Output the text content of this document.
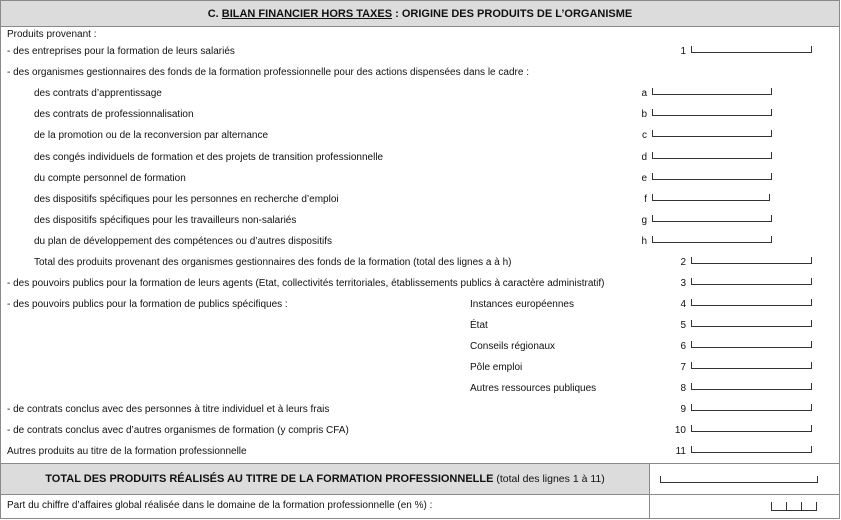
C. BILAN FINANCIER HORS TAXES : ORIGINE DES PRODUITS DE L’ORGANISME
Produits provenant :
- des entreprises pour la formation de leurs salariés	1
- des organismes gestionnaires des fonds de la formation professionnelle pour des actions dispensées dans le cadre :
des contrats d’apprentissage	a
des contrats de professionnalisation	b
de la promotion ou de la reconversion par alternance	c
des congés individuels de formation et des projets de transition professionnelle	d
du compte personnel de formation	e
des dispositifs spécifiques pour les personnes en recherche d’emploi	f
des dispositifs spécifiques pour les travailleurs non-salariés	g
du plan de développement des compétences ou d’autres dispositifs	h
Total des produits provenant des organismes gestionnaires des fonds de la formation (total des lignes a à h)	2
- des pouvoirs publics pour la formation de leurs agents (Etat, collectivités territoriales, établissements publics à caractère administratif)	3
- des pouvoirs publics pour la formation de publics spécifiques :	Instances européennes	4
État	5
Conseils régionaux	6
Pôle emploi	7
Autres ressources publiques	8
- de contrats conclus avec des personnes à titre individuel et à leurs frais	9
- de contrats conclus avec d’autres organismes de formation (y compris CFA)	10
Autres produits au titre de la formation professionnelle	11
TOTAL DES PRODUITS RÉALISÉS AU TITRE DE LA FORMATION PROFESSIONNELLE (total des lignes 1 à 11)
Part du chiffre d’affaires global réalisée dans le domaine de la formation professionnelle (en %) :
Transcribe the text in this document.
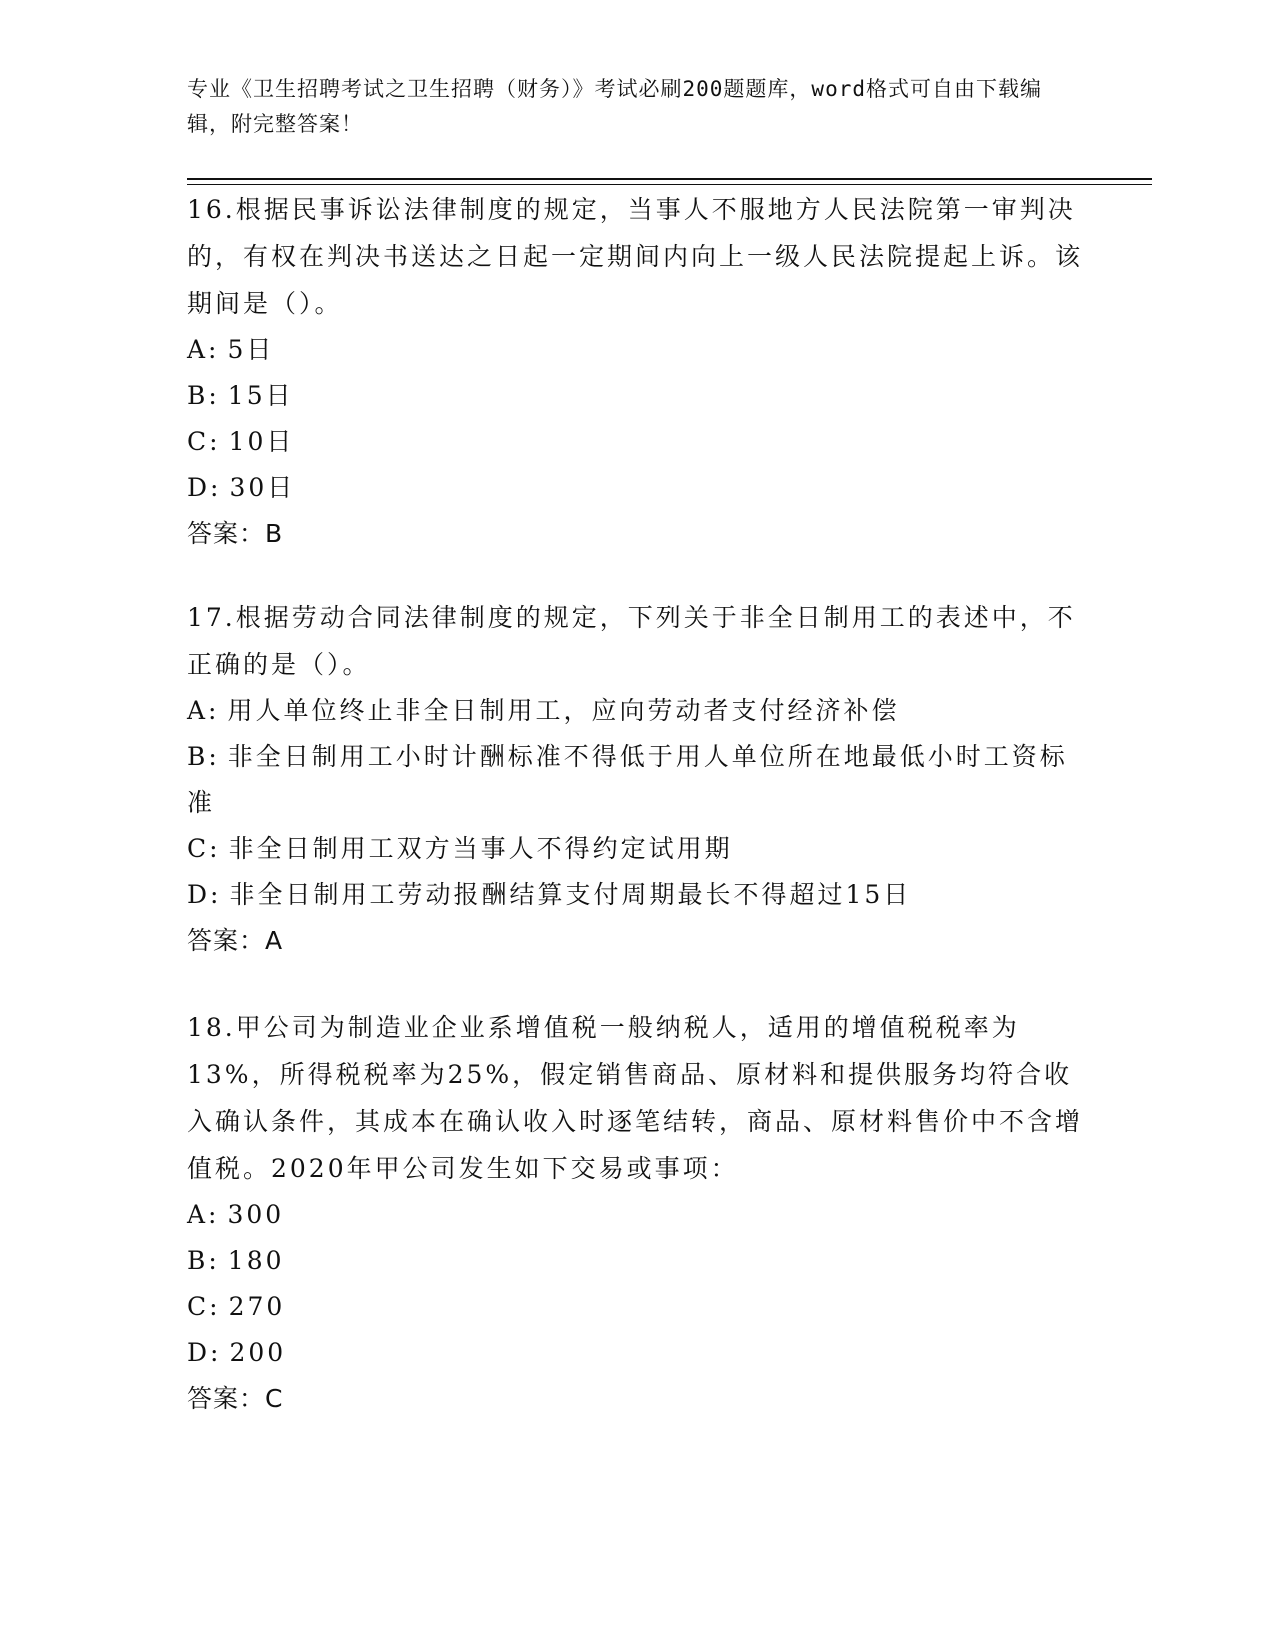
专业《卫生招聘考试之卫生招聘（财务）》考试必刷200题题库，word格式可自由下载编辑，附完整答案！

16.根据民事诉讼法律制度的规定，当事人不服地方人民法院第一审判决的，有权在判决书送达之日起一定期间内向上一级人民法院提起上诉。该期间是（）。

A: 5日

B: 15日

C: 10日

D: 30日

答案：B

17.根据劳动合同法律制度的规定，下列关于非全日制用工的表述中，不正确的是（）。

A: 用人单位终止非全日制用工，应向劳动者支付经济补偿

B: 非全日制用工小时计酬标准不得低于用人单位所在地最低小时工资标准

C: 非全日制用工双方当事人不得约定试用期

D: 非全日制用工劳动报酬结算支付周期最长不得超过15日

答案：A

18.甲公司为制造业企业系增值税一般纳税人，适用的增值税税率为13%，所得税税率为25%，假定销售商品、原材料和提供服务均符合收入确认条件，其成本在确认收入时逐笔结转，商品、原材料售价中不含增值税。2020年甲公司发生如下交易或事项：

A: 300

B: 180

C: 270

D: 200

答案：C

__PROBLEM DETAILS__: Copy the listing exactly. Any image in it stays out of the copy.

__SOLVED PROBLEM__:
Output the text content of this document.
C. BILAN FINANCIER HORS TAXES : ORIGINE DES PRODUITS DE L’ORGANISME
Produits provenant :
- des entreprises pour la formation de leurs salariés	1
- des organismes gestionnaires des fonds de la formation professionnelle pour des actions dispensées dans le cadre :
des contrats d’apprentissage	a
des contrats de professionnalisation	b
de la promotion ou de la reconversion par alternance	c
des congés individuels de formation et des projets de transition professionnelle	d
du compte personnel de formation	e
des dispositifs spécifiques pour les personnes en recherche d’emploi	f
des dispositifs spécifiques pour les travailleurs non-salariés	g
du plan de développement des compétences ou d’autres dispositifs	h
Total des produits provenant des organismes gestionnaires des fonds de la formation (total des lignes a à h)	2
- des pouvoirs publics pour la formation de leurs agents (Etat, collectivités territoriales, établissements publics à caractère administratif)	3
- des pouvoirs publics pour la formation de publics spécifiques :	Instances européennes	4
État	5
Conseils régionaux	6
Pôle emploi	7
Autres ressources publiques	8
- de contrats conclus avec des personnes à titre individuel et à leurs frais	9
- de contrats conclus avec d’autres organismes de formation (y compris CFA)	10
Autres produits au titre de la formation professionnelle	11
TOTAL DES PRODUITS RÉALISÉS AU TITRE DE LA FORMATION PROFESSIONNELLE (total des lignes 1 à 11)
Part du chiffre d’affaires global réalisée dans le domaine de la formation professionnelle (en %) :
Transcribe the text in this document.
专业《卫生招聘考试之卫生招聘（财务）》考试必刷200题题库，word格式可自由下载编辑，附完整答案！

16.根据民事诉讼法律制度的规定，当事人不服地方人民法院第一审判决的，有权在判决书送达之日起一定期间内向上一级人民法院提起上诉。该期间是（）。

A: 5日

B: 15日

C: 10日

D: 30日

答案：B

17.根据劳动合同法律制度的规定，下列关于非全日制用工的表述中，不正确的是（）。

A: 用人单位终止非全日制用工，应向劳动者支付经济补偿

B: 非全日制用工小时计酬标准不得低于用人单位所在地最低小时工资标准

C: 非全日制用工双方当事人不得约定试用期

D: 非全日制用工劳动报酬结算支付周期最长不得超过15日

答案：A

18.甲公司为制造业企业系增值税一般纳税人，适用的增值税税率为13%，所得税税率为25%，假定销售商品、原材料和提供服务均符合收入确认条件，其成本在确认收入时逐笔结转，商品、原材料售价中不含增值税。2020年甲公司发生如下交易或事项：

A: 300

B: 180

C: 270

D: 200

答案：C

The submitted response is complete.